- WHAT TO WORK ON: Copy every record below, exactly as written.

- ENTRIES SHOWN:
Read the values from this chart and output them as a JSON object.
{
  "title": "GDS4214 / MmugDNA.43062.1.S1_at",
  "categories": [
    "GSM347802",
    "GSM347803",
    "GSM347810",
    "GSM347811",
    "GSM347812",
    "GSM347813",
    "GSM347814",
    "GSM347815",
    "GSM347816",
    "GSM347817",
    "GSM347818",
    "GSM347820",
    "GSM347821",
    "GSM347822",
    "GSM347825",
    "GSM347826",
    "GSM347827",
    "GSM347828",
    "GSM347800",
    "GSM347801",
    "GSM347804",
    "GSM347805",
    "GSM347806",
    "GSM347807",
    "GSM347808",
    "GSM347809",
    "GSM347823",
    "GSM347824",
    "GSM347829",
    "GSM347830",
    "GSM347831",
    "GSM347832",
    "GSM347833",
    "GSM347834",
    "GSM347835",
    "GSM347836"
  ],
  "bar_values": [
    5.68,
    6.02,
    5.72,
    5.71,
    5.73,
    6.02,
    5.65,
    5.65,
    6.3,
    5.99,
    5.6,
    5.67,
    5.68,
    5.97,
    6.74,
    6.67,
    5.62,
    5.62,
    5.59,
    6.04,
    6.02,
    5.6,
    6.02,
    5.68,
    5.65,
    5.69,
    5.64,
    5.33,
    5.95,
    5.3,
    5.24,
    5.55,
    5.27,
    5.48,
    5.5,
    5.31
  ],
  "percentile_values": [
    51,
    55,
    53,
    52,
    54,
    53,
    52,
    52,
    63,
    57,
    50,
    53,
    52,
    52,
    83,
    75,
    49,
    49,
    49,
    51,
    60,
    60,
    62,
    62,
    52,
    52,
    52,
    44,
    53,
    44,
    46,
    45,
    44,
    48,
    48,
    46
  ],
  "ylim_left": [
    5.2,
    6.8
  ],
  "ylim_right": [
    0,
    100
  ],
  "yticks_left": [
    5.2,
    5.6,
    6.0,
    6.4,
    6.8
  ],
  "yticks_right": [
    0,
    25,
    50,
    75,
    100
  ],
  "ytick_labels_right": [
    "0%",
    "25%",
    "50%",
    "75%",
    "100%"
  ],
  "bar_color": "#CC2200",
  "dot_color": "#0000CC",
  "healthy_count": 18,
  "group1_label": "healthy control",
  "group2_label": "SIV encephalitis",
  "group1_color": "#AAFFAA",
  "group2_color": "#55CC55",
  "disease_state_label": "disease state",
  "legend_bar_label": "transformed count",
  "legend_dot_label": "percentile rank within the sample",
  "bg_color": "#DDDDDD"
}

- WRITTEN SOLUTION:
Read the values from this chart and output them as a JSON object.
{
  "title": "GDS4214 / MmugDNA.43062.1.S1_at",
  "categories": [
    "GSM347802",
    "GSM347803",
    "GSM347810",
    "GSM347811",
    "GSM347812",
    "GSM347813",
    "GSM347814",
    "GSM347815",
    "GSM347816",
    "GSM347817",
    "GSM347818",
    "GSM347820",
    "GSM347821",
    "GSM347822",
    "GSM347825",
    "GSM347826",
    "GSM347827",
    "GSM347828",
    "GSM347800",
    "GSM347801",
    "GSM347804",
    "GSM347805",
    "GSM347806",
    "GSM347807",
    "GSM347808",
    "GSM347809",
    "GSM347823",
    "GSM347824",
    "GSM347829",
    "GSM347830",
    "GSM347831",
    "GSM347832",
    "GSM347833",
    "GSM347834",
    "GSM347835",
    "GSM347836"
  ],
  "bar_values": [
    5.68,
    6.02,
    5.72,
    5.71,
    5.73,
    6.02,
    5.65,
    5.65,
    6.3,
    5.99,
    5.6,
    5.67,
    5.68,
    5.97,
    6.74,
    6.67,
    5.62,
    5.62,
    5.59,
    6.04,
    6.02,
    5.6,
    6.02,
    5.68,
    5.65,
    5.69,
    5.64,
    5.33,
    5.95,
    5.3,
    5.24,
    5.55,
    5.27,
    5.48,
    5.5,
    5.31
  ],
  "percentile_values": [
    51,
    55,
    53,
    52,
    54,
    53,
    52,
    52,
    63,
    57,
    50,
    53,
    52,
    52,
    83,
    75,
    49,
    49,
    49,
    51,
    60,
    60,
    62,
    62,
    52,
    52,
    52,
    44,
    53,
    44,
    46,
    45,
    44,
    48,
    48,
    46
  ],
  "ylim_left": [
    5.2,
    6.8
  ],
  "ylim_right": [
    0,
    100
  ],
  "yticks_left": [
    5.2,
    5.6,
    6.0,
    6.4,
    6.8
  ],
  "yticks_right": [
    0,
    25,
    50,
    75,
    100
  ],
  "ytick_labels_right": [
    "0%",
    "25%",
    "50%",
    "75%",
    "100%"
  ],
  "bar_color": "#CC2200",
  "dot_color": "#0000CC",
  "healthy_count": 18,
  "group1_label": "healthy control",
  "group2_label": "SIV encephalitis",
  "group1_color": "#AAFFAA",
  "group2_color": "#55CC55",
  "disease_state_label": "disease state",
  "legend_bar_label": "transformed count",
  "legend_dot_label": "percentile rank within the sample",
  "bg_color": "#DDDDDD"
}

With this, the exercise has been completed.